-- Start of THE RECORDS --

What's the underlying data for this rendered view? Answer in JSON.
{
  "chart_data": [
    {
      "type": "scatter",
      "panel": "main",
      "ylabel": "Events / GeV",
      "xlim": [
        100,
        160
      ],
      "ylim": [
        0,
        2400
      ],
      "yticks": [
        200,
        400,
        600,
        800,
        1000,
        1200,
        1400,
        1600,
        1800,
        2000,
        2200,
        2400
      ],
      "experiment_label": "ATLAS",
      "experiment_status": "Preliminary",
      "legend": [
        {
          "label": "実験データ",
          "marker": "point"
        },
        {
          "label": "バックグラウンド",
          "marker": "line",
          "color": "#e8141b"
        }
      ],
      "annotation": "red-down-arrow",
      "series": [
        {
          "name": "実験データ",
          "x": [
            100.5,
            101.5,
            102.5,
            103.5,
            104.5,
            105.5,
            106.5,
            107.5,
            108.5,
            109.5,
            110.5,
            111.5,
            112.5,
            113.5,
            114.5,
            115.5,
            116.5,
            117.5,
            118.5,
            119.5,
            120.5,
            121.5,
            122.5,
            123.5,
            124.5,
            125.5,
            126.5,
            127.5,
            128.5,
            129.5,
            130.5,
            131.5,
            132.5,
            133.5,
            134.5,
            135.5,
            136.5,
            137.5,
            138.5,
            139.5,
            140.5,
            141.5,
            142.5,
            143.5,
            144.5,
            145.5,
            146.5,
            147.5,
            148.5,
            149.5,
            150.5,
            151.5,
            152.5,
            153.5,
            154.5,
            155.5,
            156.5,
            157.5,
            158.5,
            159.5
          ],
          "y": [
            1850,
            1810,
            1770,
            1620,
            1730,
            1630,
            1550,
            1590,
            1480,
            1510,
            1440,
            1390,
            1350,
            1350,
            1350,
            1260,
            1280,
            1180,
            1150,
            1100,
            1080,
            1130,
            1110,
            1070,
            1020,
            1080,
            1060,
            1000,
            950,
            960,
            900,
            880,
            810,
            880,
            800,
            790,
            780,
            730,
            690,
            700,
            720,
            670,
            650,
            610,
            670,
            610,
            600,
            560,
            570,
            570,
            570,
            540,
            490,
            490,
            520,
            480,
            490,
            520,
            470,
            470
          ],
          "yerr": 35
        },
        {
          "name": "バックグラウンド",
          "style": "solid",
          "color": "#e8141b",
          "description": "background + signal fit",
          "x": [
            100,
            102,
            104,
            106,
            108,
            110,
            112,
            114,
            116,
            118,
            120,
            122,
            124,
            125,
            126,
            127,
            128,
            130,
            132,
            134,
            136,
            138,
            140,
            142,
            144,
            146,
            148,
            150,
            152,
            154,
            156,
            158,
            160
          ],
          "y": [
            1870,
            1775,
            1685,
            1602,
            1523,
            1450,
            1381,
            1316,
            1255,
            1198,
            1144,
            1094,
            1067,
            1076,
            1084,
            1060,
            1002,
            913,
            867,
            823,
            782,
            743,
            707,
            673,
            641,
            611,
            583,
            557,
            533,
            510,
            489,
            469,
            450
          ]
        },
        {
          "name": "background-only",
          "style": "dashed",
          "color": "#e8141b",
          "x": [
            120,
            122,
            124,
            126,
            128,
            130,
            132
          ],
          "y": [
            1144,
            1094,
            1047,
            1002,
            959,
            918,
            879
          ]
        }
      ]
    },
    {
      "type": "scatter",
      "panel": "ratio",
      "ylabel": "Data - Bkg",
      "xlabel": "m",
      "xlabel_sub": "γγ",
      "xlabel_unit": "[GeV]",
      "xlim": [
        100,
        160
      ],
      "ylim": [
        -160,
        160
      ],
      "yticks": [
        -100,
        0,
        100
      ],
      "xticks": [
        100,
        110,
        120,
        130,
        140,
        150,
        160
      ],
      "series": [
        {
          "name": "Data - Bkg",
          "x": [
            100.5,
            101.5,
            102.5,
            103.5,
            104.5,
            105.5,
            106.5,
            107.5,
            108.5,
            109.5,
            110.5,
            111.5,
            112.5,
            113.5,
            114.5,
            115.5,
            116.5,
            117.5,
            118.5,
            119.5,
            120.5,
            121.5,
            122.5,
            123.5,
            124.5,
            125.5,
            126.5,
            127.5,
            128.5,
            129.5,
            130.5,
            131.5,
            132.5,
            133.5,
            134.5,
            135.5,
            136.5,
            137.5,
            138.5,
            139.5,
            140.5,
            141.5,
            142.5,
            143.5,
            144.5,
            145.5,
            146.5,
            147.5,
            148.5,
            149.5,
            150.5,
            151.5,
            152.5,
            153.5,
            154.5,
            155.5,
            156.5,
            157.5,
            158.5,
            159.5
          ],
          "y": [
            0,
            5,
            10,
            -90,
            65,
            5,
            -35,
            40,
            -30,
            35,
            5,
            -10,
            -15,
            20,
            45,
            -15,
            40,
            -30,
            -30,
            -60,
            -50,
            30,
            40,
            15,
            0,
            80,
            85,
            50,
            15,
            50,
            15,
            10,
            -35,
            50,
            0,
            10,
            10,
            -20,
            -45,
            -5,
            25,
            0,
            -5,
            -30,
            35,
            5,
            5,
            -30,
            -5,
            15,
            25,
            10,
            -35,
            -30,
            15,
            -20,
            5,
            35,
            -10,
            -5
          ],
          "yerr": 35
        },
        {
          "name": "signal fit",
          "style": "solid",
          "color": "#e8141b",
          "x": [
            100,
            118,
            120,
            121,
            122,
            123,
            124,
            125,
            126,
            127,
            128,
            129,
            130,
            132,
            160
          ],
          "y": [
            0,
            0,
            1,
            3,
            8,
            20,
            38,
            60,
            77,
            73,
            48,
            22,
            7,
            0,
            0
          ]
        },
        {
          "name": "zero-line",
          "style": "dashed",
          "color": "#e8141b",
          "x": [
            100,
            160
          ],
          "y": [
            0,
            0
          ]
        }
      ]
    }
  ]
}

-- End of THE RECORDS --

## PROBLEM REQUIREMENTS:
Go through the listing and copy all of it exactly.

## RESULT BELOW:
What's the underlying data for this rendered view? Answer in JSON.
{
  "chart_data": [
    {
      "type": "scatter",
      "panel": "main",
      "ylabel": "Events / GeV",
      "xlim": [
        100,
        160
      ],
      "ylim": [
        0,
        2400
      ],
      "yticks": [
        200,
        400,
        600,
        800,
        1000,
        1200,
        1400,
        1600,
        1800,
        2000,
        2200,
        2400
      ],
      "experiment_label": "ATLAS",
      "experiment_status": "Preliminary",
      "legend": [
        {
          "label": "実験データ",
          "marker": "point"
        },
        {
          "label": "バックグラウンド",
          "marker": "line",
          "color": "#e8141b"
        }
      ],
      "annotation": "red-down-arrow",
      "series": [
        {
          "name": "実験データ",
          "x": [
            100.5,
            101.5,
            102.5,
            103.5,
            104.5,
            105.5,
            106.5,
            107.5,
            108.5,
            109.5,
            110.5,
            111.5,
            112.5,
            113.5,
            114.5,
            115.5,
            116.5,
            117.5,
            118.5,
            119.5,
            120.5,
            121.5,
            122.5,
            123.5,
            124.5,
            125.5,
            126.5,
            127.5,
            128.5,
            129.5,
            130.5,
            131.5,
            132.5,
            133.5,
            134.5,
            135.5,
            136.5,
            137.5,
            138.5,
            139.5,
            140.5,
            141.5,
            142.5,
            143.5,
            144.5,
            145.5,
            146.5,
            147.5,
            148.5,
            149.5,
            150.5,
            151.5,
            152.5,
            153.5,
            154.5,
            155.5,
            156.5,
            157.5,
            158.5,
            159.5
          ],
          "y": [
            1850,
            1810,
            1770,
            1620,
            1730,
            1630,
            1550,
            1590,
            1480,
            1510,
            1440,
            1390,
            1350,
            1350,
            1350,
            1260,
            1280,
            1180,
            1150,
            1100,
            1080,
            1130,
            1110,
            1070,
            1020,
            1080,
            1060,
            1000,
            950,
            960,
            900,
            880,
            810,
            880,
            800,
            790,
            780,
            730,
            690,
            700,
            720,
            670,
            650,
            610,
            670,
            610,
            600,
            560,
            570,
            570,
            570,
            540,
            490,
            490,
            520,
            480,
            490,
            520,
            470,
            470
          ],
          "yerr": 35
        },
        {
          "name": "バックグラウンド",
          "style": "solid",
          "color": "#e8141b",
          "description": "background + signal fit",
          "x": [
            100,
            102,
            104,
            106,
            108,
            110,
            112,
            114,
            116,
            118,
            120,
            122,
            124,
            125,
            126,
            127,
            128,
            130,
            132,
            134,
            136,
            138,
            140,
            142,
            144,
            146,
            148,
            150,
            152,
            154,
            156,
            158,
            160
          ],
          "y": [
            1870,
            1775,
            1685,
            1602,
            1523,
            1450,
            1381,
            1316,
            1255,
            1198,
            1144,
            1094,
            1067,
            1076,
            1084,
            1060,
            1002,
            913,
            867,
            823,
            782,
            743,
            707,
            673,
            641,
            611,
            583,
            557,
            533,
            510,
            489,
            469,
            450
          ]
        },
        {
          "name": "background-only",
          "style": "dashed",
          "color": "#e8141b",
          "x": [
            120,
            122,
            124,
            126,
            128,
            130,
            132
          ],
          "y": [
            1144,
            1094,
            1047,
            1002,
            959,
            918,
            879
          ]
        }
      ]
    },
    {
      "type": "scatter",
      "panel": "ratio",
      "ylabel": "Data - Bkg",
      "xlabel": "m",
      "xlabel_sub": "γγ",
      "xlabel_unit": "[GeV]",
      "xlim": [
        100,
        160
      ],
      "ylim": [
        -160,
        160
      ],
      "yticks": [
        -100,
        0,
        100
      ],
      "xticks": [
        100,
        110,
        120,
        130,
        140,
        150,
        160
      ],
      "series": [
        {
          "name": "Data - Bkg",
          "x": [
            100.5,
            101.5,
            102.5,
            103.5,
            104.5,
            105.5,
            106.5,
            107.5,
            108.5,
            109.5,
            110.5,
            111.5,
            112.5,
            113.5,
            114.5,
            115.5,
            116.5,
            117.5,
            118.5,
            119.5,
            120.5,
            121.5,
            122.5,
            123.5,
            124.5,
            125.5,
            126.5,
            127.5,
            128.5,
            129.5,
            130.5,
            131.5,
            132.5,
            133.5,
            134.5,
            135.5,
            136.5,
            137.5,
            138.5,
            139.5,
            140.5,
            141.5,
            142.5,
            143.5,
            144.5,
            145.5,
            146.5,
            147.5,
            148.5,
            149.5,
            150.5,
            151.5,
            152.5,
            153.5,
            154.5,
            155.5,
            156.5,
            157.5,
            158.5,
            159.5
          ],
          "y": [
            0,
            5,
            10,
            -90,
            65,
            5,
            -35,
            40,
            -30,
            35,
            5,
            -10,
            -15,
            20,
            45,
            -15,
            40,
            -30,
            -30,
            -60,
            -50,
            30,
            40,
            15,
            0,
            80,
            85,
            50,
            15,
            50,
            15,
            10,
            -35,
            50,
            0,
            10,
            10,
            -20,
            -45,
            -5,
            25,
            0,
            -5,
            -30,
            35,
            5,
            5,
            -30,
            -5,
            15,
            25,
            10,
            -35,
            -30,
            15,
            -20,
            5,
            35,
            -10,
            -5
          ],
          "yerr": 35
        },
        {
          "name": "signal fit",
          "style": "solid",
          "color": "#e8141b",
          "x": [
            100,
            118,
            120,
            121,
            122,
            123,
            124,
            125,
            126,
            127,
            128,
            129,
            130,
            132,
            160
          ],
          "y": [
            0,
            0,
            1,
            3,
            8,
            20,
            38,
            60,
            77,
            73,
            48,
            22,
            7,
            0,
            0
          ]
        },
        {
          "name": "zero-line",
          "style": "dashed",
          "color": "#e8141b",
          "x": [
            100,
            160
          ],
          "y": [
            0,
            0
          ]
        }
      ]
    }
  ]
}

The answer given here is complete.